What you will do - Transcribe only the part of the listing below that begins at the line containing "Output a JSON" and runs to its final line, keeping both ends.

Items -
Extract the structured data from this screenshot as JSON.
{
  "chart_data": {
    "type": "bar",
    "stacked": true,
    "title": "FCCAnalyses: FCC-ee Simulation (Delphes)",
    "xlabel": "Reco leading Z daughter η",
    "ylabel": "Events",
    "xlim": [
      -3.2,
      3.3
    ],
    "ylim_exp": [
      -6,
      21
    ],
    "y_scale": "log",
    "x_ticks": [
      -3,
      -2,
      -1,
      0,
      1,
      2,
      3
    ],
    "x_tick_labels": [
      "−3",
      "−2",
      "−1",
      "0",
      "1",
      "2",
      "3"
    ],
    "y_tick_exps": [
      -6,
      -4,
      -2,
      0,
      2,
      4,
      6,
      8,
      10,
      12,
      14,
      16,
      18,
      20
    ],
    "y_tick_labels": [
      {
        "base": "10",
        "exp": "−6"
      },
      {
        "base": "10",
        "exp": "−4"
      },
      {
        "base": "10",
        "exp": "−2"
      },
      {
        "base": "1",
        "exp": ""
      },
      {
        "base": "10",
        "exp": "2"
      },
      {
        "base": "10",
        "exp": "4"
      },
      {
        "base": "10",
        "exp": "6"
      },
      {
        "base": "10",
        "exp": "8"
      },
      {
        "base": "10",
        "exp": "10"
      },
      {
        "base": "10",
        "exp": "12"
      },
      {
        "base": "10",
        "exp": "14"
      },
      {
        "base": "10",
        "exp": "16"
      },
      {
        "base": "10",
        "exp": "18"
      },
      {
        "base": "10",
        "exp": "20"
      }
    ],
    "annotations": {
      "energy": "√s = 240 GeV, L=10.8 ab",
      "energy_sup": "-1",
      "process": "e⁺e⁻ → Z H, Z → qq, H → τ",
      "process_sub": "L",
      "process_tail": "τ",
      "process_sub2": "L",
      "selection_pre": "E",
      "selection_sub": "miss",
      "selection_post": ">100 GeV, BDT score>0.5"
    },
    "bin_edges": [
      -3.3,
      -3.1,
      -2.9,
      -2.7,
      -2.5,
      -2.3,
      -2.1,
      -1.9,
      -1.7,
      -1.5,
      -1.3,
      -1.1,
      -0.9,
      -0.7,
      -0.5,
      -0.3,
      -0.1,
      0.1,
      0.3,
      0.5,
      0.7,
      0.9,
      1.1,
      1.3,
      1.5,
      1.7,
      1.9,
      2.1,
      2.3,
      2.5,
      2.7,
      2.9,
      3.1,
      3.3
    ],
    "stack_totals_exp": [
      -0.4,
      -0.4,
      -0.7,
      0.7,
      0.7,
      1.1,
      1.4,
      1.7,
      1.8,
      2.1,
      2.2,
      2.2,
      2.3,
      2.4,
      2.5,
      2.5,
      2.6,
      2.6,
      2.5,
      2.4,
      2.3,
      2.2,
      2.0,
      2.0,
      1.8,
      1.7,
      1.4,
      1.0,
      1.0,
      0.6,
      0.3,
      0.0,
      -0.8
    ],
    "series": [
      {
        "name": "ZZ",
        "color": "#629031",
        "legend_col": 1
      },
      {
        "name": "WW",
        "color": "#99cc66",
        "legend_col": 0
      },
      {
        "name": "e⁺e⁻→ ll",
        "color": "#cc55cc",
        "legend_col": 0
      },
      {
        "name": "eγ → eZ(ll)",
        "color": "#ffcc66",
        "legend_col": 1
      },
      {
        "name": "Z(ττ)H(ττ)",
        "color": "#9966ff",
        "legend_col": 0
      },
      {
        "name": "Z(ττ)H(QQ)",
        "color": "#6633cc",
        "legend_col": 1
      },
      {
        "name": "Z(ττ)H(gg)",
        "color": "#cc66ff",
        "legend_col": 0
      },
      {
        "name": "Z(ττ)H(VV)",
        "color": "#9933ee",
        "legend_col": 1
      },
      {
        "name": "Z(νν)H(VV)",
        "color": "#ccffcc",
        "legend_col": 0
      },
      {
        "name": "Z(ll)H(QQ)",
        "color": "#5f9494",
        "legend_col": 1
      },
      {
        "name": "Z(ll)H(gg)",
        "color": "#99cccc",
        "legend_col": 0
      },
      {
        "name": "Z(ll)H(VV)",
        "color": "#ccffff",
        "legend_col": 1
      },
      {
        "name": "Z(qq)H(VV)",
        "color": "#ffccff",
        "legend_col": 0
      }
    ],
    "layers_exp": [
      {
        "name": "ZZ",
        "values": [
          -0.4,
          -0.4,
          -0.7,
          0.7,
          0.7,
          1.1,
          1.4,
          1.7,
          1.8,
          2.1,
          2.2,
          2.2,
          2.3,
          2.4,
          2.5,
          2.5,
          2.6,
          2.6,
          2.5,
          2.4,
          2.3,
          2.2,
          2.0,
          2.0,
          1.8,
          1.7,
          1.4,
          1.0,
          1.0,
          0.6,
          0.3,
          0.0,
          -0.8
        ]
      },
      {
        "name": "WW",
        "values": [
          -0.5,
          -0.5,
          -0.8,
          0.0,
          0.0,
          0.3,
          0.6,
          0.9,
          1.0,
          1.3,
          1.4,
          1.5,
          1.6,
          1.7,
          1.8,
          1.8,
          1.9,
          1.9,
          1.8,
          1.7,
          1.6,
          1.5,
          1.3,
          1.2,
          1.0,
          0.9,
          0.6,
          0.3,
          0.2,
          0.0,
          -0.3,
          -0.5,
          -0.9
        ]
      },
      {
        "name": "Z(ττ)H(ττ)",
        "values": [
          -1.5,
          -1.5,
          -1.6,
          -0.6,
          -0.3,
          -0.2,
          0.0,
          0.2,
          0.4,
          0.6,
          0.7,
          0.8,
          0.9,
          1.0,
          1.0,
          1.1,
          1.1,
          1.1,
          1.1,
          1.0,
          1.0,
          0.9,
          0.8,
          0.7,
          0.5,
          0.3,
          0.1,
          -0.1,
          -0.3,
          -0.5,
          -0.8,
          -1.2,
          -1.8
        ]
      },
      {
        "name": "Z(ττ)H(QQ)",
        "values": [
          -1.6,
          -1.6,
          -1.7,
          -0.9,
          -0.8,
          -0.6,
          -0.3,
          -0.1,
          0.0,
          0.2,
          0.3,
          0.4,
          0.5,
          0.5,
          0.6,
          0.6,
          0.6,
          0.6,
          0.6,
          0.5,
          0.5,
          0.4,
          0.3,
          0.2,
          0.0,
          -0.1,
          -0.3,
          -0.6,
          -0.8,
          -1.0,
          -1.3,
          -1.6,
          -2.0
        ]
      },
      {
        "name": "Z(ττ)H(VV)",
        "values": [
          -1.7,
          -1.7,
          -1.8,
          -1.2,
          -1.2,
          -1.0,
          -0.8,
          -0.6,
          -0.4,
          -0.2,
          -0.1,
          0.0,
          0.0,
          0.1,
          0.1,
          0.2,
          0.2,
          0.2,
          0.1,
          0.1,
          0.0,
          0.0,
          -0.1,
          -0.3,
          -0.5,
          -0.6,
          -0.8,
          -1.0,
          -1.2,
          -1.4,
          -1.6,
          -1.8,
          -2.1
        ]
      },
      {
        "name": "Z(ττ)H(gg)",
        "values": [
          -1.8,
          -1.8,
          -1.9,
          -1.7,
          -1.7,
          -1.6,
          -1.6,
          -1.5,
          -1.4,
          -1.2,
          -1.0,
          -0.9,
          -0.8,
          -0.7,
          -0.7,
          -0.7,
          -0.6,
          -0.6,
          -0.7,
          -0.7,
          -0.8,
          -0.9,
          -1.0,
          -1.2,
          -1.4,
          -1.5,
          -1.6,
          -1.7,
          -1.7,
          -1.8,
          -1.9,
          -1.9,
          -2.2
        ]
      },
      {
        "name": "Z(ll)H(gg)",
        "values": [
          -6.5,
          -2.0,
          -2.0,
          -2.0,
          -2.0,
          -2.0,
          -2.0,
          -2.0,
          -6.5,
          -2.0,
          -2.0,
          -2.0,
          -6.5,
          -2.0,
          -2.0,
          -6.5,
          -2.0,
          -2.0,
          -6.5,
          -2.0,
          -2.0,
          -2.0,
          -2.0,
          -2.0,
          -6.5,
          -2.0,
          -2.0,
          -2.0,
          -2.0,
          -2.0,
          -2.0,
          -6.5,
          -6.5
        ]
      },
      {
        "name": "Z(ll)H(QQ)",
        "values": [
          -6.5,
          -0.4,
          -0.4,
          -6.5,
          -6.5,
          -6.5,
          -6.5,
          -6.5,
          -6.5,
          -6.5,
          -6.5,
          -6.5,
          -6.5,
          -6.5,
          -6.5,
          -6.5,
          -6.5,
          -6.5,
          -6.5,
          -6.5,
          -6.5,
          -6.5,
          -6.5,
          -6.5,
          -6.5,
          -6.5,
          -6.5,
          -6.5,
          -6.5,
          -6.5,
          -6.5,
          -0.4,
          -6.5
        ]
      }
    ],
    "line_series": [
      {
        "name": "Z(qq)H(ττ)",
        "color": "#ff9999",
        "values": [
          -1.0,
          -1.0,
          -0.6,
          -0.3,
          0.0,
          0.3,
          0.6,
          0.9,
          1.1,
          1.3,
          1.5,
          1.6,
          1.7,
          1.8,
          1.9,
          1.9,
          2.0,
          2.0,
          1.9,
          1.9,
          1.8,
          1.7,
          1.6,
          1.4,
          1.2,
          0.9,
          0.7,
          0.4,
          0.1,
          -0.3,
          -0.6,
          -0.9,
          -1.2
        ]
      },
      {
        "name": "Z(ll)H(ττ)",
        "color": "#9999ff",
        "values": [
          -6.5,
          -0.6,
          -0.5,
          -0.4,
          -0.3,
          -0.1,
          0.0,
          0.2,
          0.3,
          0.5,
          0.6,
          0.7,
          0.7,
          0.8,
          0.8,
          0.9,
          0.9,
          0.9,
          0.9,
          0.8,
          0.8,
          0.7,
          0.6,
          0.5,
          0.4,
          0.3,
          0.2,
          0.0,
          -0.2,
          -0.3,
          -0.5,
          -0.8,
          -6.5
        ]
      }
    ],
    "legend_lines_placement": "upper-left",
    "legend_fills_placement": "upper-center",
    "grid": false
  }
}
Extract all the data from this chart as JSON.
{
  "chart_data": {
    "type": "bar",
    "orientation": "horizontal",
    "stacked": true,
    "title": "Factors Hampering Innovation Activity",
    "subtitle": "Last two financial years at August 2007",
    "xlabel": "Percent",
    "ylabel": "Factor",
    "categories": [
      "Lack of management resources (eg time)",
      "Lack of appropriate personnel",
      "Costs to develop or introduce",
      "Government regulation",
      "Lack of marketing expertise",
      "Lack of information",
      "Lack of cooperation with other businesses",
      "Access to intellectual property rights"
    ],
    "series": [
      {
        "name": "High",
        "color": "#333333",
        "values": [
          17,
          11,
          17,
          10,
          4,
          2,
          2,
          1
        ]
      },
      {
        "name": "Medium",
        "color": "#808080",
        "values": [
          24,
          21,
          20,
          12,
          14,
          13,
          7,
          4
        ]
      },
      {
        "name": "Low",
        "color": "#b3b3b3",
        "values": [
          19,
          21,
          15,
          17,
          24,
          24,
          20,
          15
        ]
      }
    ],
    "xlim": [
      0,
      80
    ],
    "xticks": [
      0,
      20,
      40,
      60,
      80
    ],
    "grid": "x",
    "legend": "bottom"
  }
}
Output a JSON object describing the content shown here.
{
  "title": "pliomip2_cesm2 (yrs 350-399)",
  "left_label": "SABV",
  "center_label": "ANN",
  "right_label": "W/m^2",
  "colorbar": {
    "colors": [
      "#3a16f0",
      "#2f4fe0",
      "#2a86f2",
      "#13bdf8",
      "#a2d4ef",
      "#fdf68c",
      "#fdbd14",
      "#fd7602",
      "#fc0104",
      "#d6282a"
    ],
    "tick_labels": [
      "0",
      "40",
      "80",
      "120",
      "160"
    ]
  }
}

Reply to the task -
Output a JSON object describing the content shown here.
{
  "title": "pliomip2_cesm2 (yrs 350-399)",
  "left_label": "SABV",
  "center_label": "ANN",
  "right_label": "W/m^2",
  "colorbar": {
    "colors": [
      "#3a16f0",
      "#2f4fe0",
      "#2a86f2",
      "#13bdf8",
      "#a2d4ef",
      "#fdf68c",
      "#fdbd14",
      "#fd7602",
      "#fc0104",
      "#d6282a"
    ],
    "tick_labels": [
      "0",
      "40",
      "80",
      "120",
      "160"
    ]
  }
}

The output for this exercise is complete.